TO DO
Collect all lines from the records below that include the word "Aceitar".

——————————

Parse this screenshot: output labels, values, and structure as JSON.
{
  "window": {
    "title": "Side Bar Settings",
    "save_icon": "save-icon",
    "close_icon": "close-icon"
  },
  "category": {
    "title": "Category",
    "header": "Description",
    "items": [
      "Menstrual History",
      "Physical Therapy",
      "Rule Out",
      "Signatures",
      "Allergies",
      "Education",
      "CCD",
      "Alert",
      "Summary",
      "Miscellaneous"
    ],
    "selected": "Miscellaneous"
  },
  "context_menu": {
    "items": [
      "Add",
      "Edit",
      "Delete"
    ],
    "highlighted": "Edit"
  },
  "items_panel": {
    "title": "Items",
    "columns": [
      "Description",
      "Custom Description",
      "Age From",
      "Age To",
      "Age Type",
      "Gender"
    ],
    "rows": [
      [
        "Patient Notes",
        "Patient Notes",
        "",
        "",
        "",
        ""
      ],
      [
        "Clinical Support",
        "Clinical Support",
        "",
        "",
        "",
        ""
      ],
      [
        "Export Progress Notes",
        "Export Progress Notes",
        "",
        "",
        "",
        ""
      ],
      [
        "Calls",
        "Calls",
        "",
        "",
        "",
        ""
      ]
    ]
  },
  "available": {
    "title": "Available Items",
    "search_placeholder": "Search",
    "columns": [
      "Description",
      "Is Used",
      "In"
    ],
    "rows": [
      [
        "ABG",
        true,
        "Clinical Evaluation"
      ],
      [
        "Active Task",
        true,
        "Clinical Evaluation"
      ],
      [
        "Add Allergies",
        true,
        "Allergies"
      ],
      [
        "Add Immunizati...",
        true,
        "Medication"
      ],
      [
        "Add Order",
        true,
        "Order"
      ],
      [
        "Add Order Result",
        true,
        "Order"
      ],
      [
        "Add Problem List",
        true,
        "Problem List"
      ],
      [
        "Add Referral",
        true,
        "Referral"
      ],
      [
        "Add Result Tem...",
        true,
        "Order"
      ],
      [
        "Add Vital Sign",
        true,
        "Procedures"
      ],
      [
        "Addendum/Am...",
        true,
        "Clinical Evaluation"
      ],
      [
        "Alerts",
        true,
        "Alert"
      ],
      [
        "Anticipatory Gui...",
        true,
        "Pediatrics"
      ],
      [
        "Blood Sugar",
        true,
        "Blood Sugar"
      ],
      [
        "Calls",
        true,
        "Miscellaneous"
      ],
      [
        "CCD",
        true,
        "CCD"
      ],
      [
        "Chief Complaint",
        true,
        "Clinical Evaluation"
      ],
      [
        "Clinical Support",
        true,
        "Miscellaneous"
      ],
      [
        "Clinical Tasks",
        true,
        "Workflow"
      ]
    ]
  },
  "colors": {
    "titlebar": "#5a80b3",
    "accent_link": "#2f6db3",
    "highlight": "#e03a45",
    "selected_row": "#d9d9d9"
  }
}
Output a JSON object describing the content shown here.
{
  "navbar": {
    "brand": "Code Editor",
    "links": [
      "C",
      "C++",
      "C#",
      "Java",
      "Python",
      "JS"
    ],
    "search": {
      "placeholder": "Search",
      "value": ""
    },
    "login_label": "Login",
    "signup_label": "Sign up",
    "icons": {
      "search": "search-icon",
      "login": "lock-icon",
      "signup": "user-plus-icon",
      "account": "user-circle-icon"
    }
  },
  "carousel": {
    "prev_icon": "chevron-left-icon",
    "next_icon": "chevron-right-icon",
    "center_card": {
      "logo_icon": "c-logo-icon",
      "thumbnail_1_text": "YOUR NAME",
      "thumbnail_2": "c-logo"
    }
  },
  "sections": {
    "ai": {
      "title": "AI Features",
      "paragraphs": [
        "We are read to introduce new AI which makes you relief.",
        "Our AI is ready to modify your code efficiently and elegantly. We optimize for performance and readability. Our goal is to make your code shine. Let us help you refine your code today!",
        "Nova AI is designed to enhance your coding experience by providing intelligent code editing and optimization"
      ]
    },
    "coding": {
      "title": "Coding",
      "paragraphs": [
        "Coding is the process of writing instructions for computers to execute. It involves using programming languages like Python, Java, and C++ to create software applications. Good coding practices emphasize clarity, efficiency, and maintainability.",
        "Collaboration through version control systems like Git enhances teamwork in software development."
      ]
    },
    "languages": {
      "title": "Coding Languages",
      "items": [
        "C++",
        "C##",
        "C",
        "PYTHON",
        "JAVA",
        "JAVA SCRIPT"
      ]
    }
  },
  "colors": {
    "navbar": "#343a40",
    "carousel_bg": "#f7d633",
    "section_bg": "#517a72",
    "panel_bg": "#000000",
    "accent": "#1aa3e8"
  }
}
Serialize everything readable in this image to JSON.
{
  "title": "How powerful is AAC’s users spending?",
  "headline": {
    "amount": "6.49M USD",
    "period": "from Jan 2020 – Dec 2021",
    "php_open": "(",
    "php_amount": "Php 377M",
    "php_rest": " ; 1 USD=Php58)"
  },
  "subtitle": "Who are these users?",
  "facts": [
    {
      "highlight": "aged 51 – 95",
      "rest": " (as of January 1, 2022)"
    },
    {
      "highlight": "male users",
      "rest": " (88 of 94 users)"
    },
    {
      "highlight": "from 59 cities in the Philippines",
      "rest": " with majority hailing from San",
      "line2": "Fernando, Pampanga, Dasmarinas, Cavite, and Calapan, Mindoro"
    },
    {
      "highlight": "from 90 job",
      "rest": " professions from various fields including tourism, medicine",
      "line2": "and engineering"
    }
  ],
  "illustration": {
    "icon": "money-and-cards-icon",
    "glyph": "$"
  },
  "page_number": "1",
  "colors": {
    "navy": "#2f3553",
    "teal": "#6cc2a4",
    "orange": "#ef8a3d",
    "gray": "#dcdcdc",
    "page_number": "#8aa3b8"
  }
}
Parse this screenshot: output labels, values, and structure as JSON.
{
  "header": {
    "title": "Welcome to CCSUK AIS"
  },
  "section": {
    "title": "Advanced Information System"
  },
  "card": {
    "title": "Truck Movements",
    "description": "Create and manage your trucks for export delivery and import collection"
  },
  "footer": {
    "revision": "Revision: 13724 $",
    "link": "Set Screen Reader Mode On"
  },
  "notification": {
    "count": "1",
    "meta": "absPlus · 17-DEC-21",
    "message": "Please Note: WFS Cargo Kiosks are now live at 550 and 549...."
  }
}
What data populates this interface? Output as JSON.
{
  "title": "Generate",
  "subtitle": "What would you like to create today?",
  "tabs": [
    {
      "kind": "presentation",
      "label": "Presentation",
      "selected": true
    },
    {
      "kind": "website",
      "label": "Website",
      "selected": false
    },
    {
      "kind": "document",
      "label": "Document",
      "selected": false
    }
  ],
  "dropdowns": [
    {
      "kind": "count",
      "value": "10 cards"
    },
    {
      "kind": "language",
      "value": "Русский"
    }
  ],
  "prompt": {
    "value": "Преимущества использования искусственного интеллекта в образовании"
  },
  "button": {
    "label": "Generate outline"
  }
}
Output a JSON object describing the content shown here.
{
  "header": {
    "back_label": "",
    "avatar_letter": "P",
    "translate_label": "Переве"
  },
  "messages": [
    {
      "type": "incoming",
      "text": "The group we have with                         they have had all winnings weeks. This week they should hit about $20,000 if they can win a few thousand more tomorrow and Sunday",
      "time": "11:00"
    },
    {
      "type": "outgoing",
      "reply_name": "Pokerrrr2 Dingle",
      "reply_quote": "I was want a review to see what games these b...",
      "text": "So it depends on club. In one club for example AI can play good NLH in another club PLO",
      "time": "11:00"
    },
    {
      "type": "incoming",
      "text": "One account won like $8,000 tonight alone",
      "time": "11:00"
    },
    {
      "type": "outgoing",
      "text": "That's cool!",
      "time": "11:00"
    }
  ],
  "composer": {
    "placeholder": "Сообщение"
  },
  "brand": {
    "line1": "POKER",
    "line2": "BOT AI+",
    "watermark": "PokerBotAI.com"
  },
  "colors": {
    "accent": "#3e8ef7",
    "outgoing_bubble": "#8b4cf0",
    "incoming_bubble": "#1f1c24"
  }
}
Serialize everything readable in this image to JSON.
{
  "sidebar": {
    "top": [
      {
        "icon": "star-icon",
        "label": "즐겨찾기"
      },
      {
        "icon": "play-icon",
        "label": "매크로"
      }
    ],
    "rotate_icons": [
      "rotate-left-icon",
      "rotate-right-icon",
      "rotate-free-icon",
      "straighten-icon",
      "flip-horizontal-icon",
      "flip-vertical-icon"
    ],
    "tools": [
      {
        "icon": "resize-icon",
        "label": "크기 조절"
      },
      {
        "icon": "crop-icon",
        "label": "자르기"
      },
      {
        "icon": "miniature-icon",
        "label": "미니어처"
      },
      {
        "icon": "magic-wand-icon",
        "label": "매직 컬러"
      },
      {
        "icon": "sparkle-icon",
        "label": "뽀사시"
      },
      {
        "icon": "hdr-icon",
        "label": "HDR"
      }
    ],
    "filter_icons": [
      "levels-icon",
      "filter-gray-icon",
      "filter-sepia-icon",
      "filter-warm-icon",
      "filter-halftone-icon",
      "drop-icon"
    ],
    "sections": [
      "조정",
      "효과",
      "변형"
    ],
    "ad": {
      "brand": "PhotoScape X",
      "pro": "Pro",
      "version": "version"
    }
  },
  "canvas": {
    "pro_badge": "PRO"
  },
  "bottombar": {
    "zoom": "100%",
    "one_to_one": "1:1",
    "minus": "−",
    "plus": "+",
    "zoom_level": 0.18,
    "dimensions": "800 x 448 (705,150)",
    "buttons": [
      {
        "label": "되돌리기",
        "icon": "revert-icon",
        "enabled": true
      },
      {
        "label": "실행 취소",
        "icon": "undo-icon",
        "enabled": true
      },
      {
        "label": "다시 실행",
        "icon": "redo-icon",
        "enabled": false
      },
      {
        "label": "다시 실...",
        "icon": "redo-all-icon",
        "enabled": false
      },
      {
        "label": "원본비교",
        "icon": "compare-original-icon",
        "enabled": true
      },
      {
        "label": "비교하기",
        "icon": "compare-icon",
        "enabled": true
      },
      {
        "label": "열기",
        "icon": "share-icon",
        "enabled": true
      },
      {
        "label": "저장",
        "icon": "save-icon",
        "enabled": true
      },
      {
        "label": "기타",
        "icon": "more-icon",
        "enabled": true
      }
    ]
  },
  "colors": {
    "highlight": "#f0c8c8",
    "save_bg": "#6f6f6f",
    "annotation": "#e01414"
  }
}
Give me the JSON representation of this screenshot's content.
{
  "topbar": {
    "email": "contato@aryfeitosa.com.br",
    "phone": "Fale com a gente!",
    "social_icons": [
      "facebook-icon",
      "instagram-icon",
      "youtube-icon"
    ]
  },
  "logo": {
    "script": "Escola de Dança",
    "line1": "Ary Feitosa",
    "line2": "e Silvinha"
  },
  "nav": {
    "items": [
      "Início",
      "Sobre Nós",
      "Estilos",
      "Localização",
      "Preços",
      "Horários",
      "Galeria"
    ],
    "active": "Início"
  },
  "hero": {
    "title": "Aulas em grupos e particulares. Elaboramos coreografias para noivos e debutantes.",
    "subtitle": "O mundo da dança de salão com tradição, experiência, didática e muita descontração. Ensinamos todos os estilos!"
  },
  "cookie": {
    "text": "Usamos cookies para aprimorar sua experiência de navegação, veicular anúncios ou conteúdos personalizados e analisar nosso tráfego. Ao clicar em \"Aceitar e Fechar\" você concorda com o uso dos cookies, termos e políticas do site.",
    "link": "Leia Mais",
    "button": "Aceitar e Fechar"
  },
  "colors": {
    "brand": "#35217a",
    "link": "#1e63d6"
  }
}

——————————

ANSWER TO THIS PROBLEM
    "text": "Usamos cookies para aprimorar sua experiência de navegação, veicular anúncios ou conteúdos personalizados e analisar nosso tráfego. Ao clicar em \"Aceitar e Fechar\" você concorda com o uso dos cookies, termos e políticas do site.",
    "button": "Aceitar e Fechar"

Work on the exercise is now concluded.